Requirements: Retype the records that come next, word for word.

Records shown:
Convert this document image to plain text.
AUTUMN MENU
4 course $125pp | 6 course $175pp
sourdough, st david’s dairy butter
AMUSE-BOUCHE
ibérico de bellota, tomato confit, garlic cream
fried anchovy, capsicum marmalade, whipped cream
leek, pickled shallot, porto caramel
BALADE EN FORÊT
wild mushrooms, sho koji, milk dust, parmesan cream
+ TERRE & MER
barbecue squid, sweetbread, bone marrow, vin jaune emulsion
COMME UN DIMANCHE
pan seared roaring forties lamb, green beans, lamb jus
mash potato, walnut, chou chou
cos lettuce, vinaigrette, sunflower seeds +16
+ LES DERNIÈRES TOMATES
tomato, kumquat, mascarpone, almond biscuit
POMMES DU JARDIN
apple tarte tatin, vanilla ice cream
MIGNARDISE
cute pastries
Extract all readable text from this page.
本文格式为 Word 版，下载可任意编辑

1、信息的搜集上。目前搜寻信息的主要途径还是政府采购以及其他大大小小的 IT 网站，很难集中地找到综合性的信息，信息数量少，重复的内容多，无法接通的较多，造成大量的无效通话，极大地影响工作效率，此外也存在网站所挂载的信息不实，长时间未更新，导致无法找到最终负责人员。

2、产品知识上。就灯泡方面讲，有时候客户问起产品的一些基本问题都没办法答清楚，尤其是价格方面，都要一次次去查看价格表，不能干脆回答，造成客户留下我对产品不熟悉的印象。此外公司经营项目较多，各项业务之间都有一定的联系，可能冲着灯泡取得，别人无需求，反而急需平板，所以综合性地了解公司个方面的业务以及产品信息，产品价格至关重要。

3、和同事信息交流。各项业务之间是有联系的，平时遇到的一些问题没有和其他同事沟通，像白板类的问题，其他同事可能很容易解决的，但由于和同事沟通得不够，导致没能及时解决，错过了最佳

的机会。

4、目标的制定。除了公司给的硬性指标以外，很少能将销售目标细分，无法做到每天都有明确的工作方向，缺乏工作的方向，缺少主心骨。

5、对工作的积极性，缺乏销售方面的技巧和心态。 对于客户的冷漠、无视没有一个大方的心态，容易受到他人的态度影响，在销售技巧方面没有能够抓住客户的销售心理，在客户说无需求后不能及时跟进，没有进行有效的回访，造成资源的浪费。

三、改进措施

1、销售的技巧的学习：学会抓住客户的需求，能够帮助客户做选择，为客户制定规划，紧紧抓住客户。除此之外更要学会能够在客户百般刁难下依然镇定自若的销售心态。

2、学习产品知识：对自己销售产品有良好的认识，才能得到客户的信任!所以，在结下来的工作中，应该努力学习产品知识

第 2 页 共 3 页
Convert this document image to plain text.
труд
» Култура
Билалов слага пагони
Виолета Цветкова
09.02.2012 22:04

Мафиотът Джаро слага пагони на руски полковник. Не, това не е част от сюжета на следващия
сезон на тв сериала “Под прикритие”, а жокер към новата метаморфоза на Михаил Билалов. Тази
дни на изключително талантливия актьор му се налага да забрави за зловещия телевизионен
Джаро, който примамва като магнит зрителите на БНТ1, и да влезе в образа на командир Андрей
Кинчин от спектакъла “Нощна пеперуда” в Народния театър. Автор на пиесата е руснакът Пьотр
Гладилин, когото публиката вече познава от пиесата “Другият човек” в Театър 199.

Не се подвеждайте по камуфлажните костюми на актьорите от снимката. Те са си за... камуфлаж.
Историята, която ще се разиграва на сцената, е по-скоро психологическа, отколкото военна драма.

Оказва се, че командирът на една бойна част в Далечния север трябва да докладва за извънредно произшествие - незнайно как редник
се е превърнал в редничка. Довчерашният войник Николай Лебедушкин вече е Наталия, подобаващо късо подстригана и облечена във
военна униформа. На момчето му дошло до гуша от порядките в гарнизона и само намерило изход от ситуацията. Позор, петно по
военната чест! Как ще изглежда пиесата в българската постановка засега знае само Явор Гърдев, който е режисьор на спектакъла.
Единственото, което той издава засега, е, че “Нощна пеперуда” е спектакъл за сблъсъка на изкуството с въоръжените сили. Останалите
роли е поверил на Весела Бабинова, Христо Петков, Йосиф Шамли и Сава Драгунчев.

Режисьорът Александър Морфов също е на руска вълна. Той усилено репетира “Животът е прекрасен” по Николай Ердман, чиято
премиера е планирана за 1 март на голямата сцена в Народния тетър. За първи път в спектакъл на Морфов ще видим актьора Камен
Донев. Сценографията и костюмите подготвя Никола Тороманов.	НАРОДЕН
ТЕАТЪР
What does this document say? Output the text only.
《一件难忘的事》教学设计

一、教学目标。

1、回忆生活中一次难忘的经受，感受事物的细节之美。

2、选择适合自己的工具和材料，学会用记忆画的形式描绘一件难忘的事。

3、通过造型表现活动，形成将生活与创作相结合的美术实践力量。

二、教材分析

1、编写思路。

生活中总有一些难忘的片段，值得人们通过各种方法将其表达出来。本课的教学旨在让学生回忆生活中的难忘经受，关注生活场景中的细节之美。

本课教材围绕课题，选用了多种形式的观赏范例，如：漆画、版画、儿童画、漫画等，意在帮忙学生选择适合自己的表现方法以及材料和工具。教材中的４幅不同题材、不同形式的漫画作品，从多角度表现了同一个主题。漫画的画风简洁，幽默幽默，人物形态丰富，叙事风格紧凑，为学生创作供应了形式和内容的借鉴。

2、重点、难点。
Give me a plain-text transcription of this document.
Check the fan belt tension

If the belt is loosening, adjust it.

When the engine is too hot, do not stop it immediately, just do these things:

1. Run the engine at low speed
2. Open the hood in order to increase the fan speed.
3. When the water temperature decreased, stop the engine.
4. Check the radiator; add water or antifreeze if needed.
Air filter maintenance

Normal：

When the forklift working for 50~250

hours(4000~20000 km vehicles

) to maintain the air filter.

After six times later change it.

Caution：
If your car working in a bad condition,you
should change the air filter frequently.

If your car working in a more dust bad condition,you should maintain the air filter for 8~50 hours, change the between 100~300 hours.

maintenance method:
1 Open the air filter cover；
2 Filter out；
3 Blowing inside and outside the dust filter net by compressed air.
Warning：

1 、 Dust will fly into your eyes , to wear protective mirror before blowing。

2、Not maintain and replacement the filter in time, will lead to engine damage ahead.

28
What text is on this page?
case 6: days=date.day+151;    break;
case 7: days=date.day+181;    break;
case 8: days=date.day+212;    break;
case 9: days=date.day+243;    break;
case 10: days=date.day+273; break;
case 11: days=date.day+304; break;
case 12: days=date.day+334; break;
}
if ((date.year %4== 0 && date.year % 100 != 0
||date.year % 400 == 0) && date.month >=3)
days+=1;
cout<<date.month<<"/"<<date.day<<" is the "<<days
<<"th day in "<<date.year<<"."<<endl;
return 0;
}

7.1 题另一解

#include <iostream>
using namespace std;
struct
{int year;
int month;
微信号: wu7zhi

Result of this exercise:
Convert this document image to plain text.
AUTUMN MENU
4 course $125pp | 6 course $175pp
sourdough, st david’s dairy butter
AMUSE-BOUCHE
ibérico de bellota, tomato confit, garlic cream
fried anchovy, capsicum marmalade, whipped cream
leek, pickled shallot, porto caramel
BALADE EN FORÊT
wild mushrooms, sho koji, milk dust, parmesan cream
+ TERRE & MER
barbecue squid, sweetbread, bone marrow, vin jaune emulsion
COMME UN DIMANCHE
pan seared roaring forties lamb, green beans, lamb jus
mash potato, walnut, chou chou
cos lettuce, vinaigrette, sunflower seeds +16
+ LES DERNIÈRES TOMATES
tomato, kumquat, mascarpone, almond biscuit
POMMES DU JARDIN
apple tarte tatin, vanilla ice cream
MIGNARDISE
cute pastries
Extract all readable text from this page.
本文格式为 Word 版，下载可任意编辑

1、信息的搜集上。目前搜寻信息的主要途径还是政府采购以及其他大大小小的 IT 网站，很难集中地找到综合性的信息，信息数量少，重复的内容多，无法接通的较多，造成大量的无效通话，极大地影响工作效率，此外也存在网站所挂载的信息不实，长时间未更新，导致无法找到最终负责人员。

2、产品知识上。就灯泡方面讲，有时候客户问起产品的一些基本问题都没办法答清楚，尤其是价格方面，都要一次次去查看价格表，不能干脆回答，造成客户留下我对产品不熟悉的印象。此外公司经营项目较多，各项业务之间都有一定的联系，可能冲着灯泡取得，别人无需求，反而急需平板，所以综合性地了解公司个方面的业务以及产品信息，产品价格至关重要。

3、和同事信息交流。各项业务之间是有联系的，平时遇到的一些问题没有和其他同事沟通，像白板类的问题，其他同事可能很容易解决的，但由于和同事沟通得不够，导致没能及时解决，错过了最佳

的机会。

4、目标的制定。除了公司给的硬性指标以外，很少能将销售目标细分，无法做到每天都有明确的工作方向，缺乏工作的方向，缺少主心骨。

5、对工作的积极性，缺乏销售方面的技巧和心态。 对于客户的冷漠、无视没有一个大方的心态，容易受到他人的态度影响，在销售技巧方面没有能够抓住客户的销售心理，在客户说无需求后不能及时跟进，没有进行有效的回访，造成资源的浪费。

三、改进措施

1、销售的技巧的学习：学会抓住客户的需求，能够帮助客户做选择，为客户制定规划，紧紧抓住客户。除此之外更要学会能够在客户百般刁难下依然镇定自若的销售心态。

2、学习产品知识：对自己销售产品有良好的认识，才能得到客户的信任!所以，在结下来的工作中，应该努力学习产品知识

第 2 页 共 3 页
Convert this document image to plain text.
труд
» Култура
Билалов слага пагони
Виолета Цветкова
09.02.2012 22:04

Мафиотът Джаро слага пагони на руски полковник. Не, това не е част от сюжета на следващия
сезон на тв сериала “Под прикритие”, а жокер към новата метаморфоза на Михаил Билалов. Тази
дни на изключително талантливия актьор му се налага да забрави за зловещия телевизионен
Джаро, който примамва като магнит зрителите на БНТ1, и да влезе в образа на командир Андрей
Кинчин от спектакъла “Нощна пеперуда” в Народния театър. Автор на пиесата е руснакът Пьотр
Гладилин, когото публиката вече познава от пиесата “Другият човек” в Театър 199.

Не се подвеждайте по камуфлажните костюми на актьорите от снимката. Те са си за... камуфлаж.
Историята, която ще се разиграва на сцената, е по-скоро психологическа, отколкото военна драма.

Оказва се, че командирът на една бойна част в Далечния север трябва да докладва за извънредно произшествие - незнайно как редник
се е превърнал в редничка. Довчерашният войник Николай Лебедушкин вече е Наталия, подобаващо късо подстригана и облечена във
военна униформа. На момчето му дошло до гуша от порядките в гарнизона и само намерило изход от ситуацията. Позор, петно по
военната чест! Как ще изглежда пиесата в българската постановка засега знае само Явор Гърдев, който е режисьор на спектакъла.
Единственото, което той издава засега, е, че “Нощна пеперуда” е спектакъл за сблъсъка на изкуството с въоръжените сили. Останалите
роли е поверил на Весела Бабинова, Христо Петков, Йосиф Шамли и Сава Драгунчев.

Режисьорът Александър Морфов също е на руска вълна. Той усилено репетира “Животът е прекрасен” по Николай Ердман, чиято
премиера е планирана за 1 март на голямата сцена в Народния тетър. За първи път в спектакъл на Морфов ще видим актьора Камен
Донев. Сценографията и костюмите подготвя Никола Тороманов.	НАРОДЕН
ТЕАТЪР
What does this document say? Output the text only.
《一件难忘的事》教学设计

一、教学目标。

1、回忆生活中一次难忘的经受，感受事物的细节之美。

2、选择适合自己的工具和材料，学会用记忆画的形式描绘一件难忘的事。

3、通过造型表现活动，形成将生活与创作相结合的美术实践力量。

二、教材分析

1、编写思路。

生活中总有一些难忘的片段，值得人们通过各种方法将其表达出来。本课的教学旨在让学生回忆生活中的难忘经受，关注生活场景中的细节之美。

本课教材围绕课题，选用了多种形式的观赏范例，如：漆画、版画、儿童画、漫画等，意在帮忙学生选择适合自己的表现方法以及材料和工具。教材中的４幅不同题材、不同形式的漫画作品，从多角度表现了同一个主题。漫画的画风简洁，幽默幽默，人物形态丰富，叙事风格紧凑，为学生创作供应了形式和内容的借鉴。

2、重点、难点。
Give me a plain-text transcription of this document.
Check the fan belt tension

If the belt is loosening, adjust it.

When the engine is too hot, do not stop it immediately, just do these things:

1. Run the engine at low speed
2. Open the hood in order to increase the fan speed.
3. When the water temperature decreased, stop the engine.
4. Check the radiator; add water or antifreeze if needed.
Air filter maintenance

Normal：

When the forklift working for 50~250

hours(4000~20000 km vehicles

) to maintain the air filter.

After six times later change it.

Caution：
If your car working in a bad condition,you
should change the air filter frequently.

If your car working in a more dust bad condition,you should maintain the air filter for 8~50 hours, change the between 100~300 hours.

maintenance method:
1 Open the air filter cover；
2 Filter out；
3 Blowing inside and outside the dust filter net by compressed air.
Warning：

1 、 Dust will fly into your eyes , to wear protective mirror before blowing。

2、Not maintain and replacement the filter in time, will lead to engine damage ahead.

28
What text is on this page?
case 6: days=date.day+151;    break;
case 7: days=date.day+181;    break;
case 8: days=date.day+212;    break;
case 9: days=date.day+243;    break;
case 10: days=date.day+273; break;
case 11: days=date.day+304; break;
case 12: days=date.day+334; break;
}
if ((date.year %4== 0 && date.year % 100 != 0
||date.year % 400 == 0) && date.month >=3)
days+=1;
cout<<date.month<<"/"<<date.day<<" is the "<<days
<<"th day in "<<date.year<<"."<<endl;
return 0;
}

7.1 题另一解

#include <iostream>
using namespace std;
struct
{int year;
int month;
微信号: wu7zhi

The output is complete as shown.